> [WORK REQUIRED] Copy every line from the data below in which the string "screenshot" can be found.

> [ENTRIES]
◆ ◆ ◆ ◆

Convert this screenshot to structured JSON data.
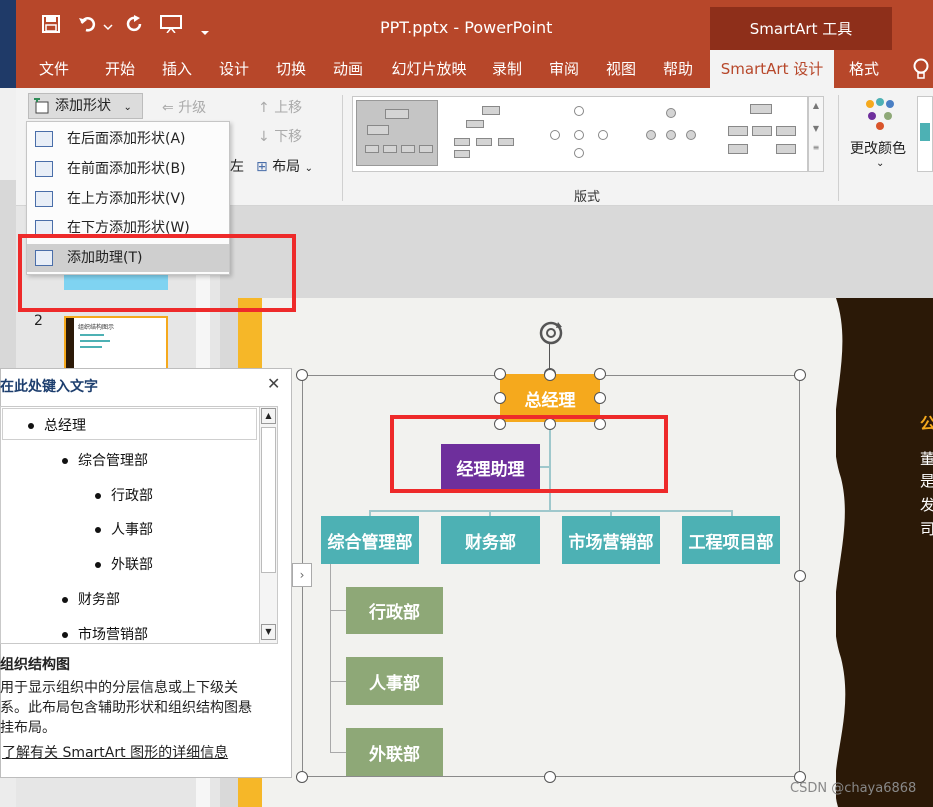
{
  "window": {
    "doc_title": "PPT.pptx - PowerPoint",
    "context_header": "SmartArt 工具"
  },
  "tabs": [
    "文件",
    "开始",
    "插入",
    "设计",
    "切换",
    "动画",
    "幻灯片放映",
    "录制",
    "审阅",
    "视图",
    "帮助",
    "SmartArt 设计",
    "格式"
  ],
  "ribbon": {
    "add_shape": "添加形状",
    "promote": "升级",
    "demote": "降级",
    "move_up": "上移",
    "move_down": "下移",
    "right_to_left_partial": "左",
    "layout": "布局",
    "layouts_group": "版式",
    "change_colors": "更改颜色"
  },
  "menu": {
    "items": [
      "在后面添加形状(A)",
      "在前面添加形状(B)",
      "在上方添加形状(V)",
      "在下方添加形状(W)",
      "添加助理(T)"
    ]
  },
  "thumbnails": {
    "slide2_number": "2",
    "slide2_title": "组织结构图示"
  },
  "text_pane": {
    "title": "在此处键入文字",
    "items": [
      "总经理",
      "综合管理部",
      "行政部",
      "人事部",
      "外联部",
      "财务部",
      "市场营销部"
    ],
    "desc_title": "组织结构图",
    "desc_body": "用于显示组织中的分层信息或上下级关系。此布局包含辅助形状和组织结构图悬挂布局。",
    "link": "了解有关 SmartArt 图形的详细信息"
  },
  "smartart": {
    "root": "总经理",
    "assistant": "经理助理",
    "departments": [
      "综合管理部",
      "财务部",
      "市场营销部",
      "工程项目部"
    ],
    "sub_departments": [
      "行政部",
      "人事部",
      "外联部"
    ]
  },
  "slide_side_text": [
    "公",
    "董",
    "是",
    "发",
    "司"
  ],
  "watermark": "CSDN @chaya6868",
  "colors": {
    "titlebar": "#b7472a",
    "root_node": "#f5a91d",
    "assistant_node": "#6e2f9c",
    "dept_node": "#4db1b4",
    "subdept_node": "#8ea877",
    "highlight": "#ee2a2a"
  }
}
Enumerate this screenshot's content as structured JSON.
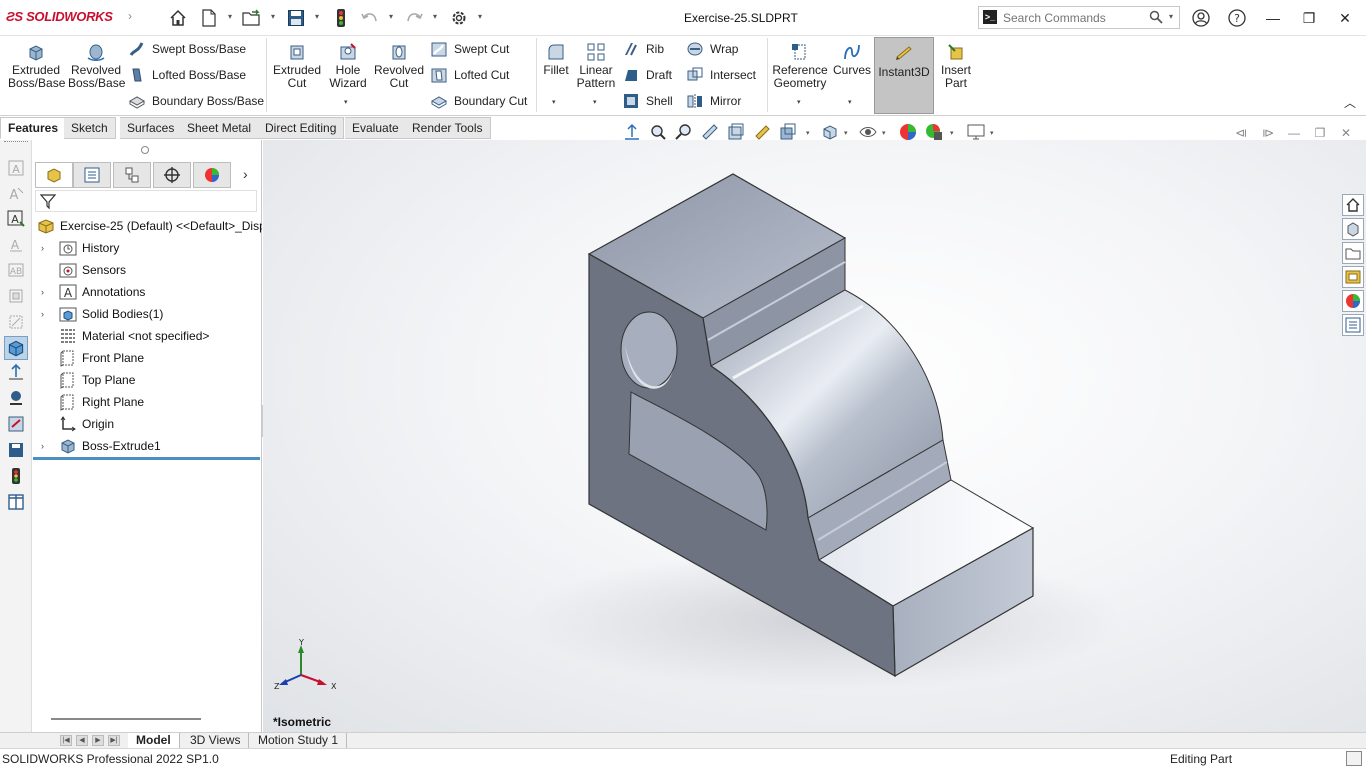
{
  "app": {
    "logo_text": "SOLIDWORKS",
    "document_title": "Exercise-25.SLDPRT"
  },
  "search": {
    "placeholder": "Search Commands"
  },
  "ribbon": {
    "extruded_boss": "Extruded\nBoss/Base",
    "revolved_boss": "Revolved\nBoss/Base",
    "swept_boss": "Swept Boss/Base",
    "lofted_boss": "Lofted Boss/Base",
    "boundary_boss": "Boundary Boss/Base",
    "extruded_cut": "Extruded\nCut",
    "hole_wizard": "Hole\nWizard",
    "revolved_cut": "Revolved\nCut",
    "swept_cut": "Swept Cut",
    "lofted_cut": "Lofted Cut",
    "boundary_cut": "Boundary Cut",
    "fillet": "Fillet",
    "linear_pattern": "Linear\nPattern",
    "rib": "Rib",
    "draft": "Draft",
    "shell": "Shell",
    "wrap": "Wrap",
    "intersect": "Intersect",
    "mirror": "Mirror",
    "reference_geometry": "Reference\nGeometry",
    "curves": "Curves",
    "instant3d": "Instant3D",
    "insert_part": "Insert\nPart"
  },
  "tabs": [
    "Features",
    "Sketch",
    "Surfaces",
    "Sheet Metal",
    "Direct Editing",
    "Evaluate",
    "Render Tools"
  ],
  "tree": {
    "root": "Exercise-25 (Default) <<Default>_Disp",
    "items": [
      "History",
      "Sensors",
      "Annotations",
      "Solid Bodies(1)",
      "Material <not specified>",
      "Front Plane",
      "Top Plane",
      "Right Plane",
      "Origin",
      "Boss-Extrude1"
    ]
  },
  "viewport": {
    "view_label": "*Isometric",
    "triad": {
      "y": "Y",
      "x": "X",
      "z": "Z"
    }
  },
  "bottom_tabs": [
    "Model",
    "3D Views",
    "Motion Study 1"
  ],
  "status": {
    "left": "SOLIDWORKS Professional 2022 SP1.0",
    "right": "Editing Part"
  },
  "colors": {
    "brand": "#c8102e",
    "active_tool": "#c4c4c4",
    "rollback_bar": "#4a8fc2"
  }
}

◆ ◆ ◆ ◆

> [WRITTEN RESPONSE]
Convert this screenshot to structured JSON data.
Enumerate this screenshot's content as structured JSON.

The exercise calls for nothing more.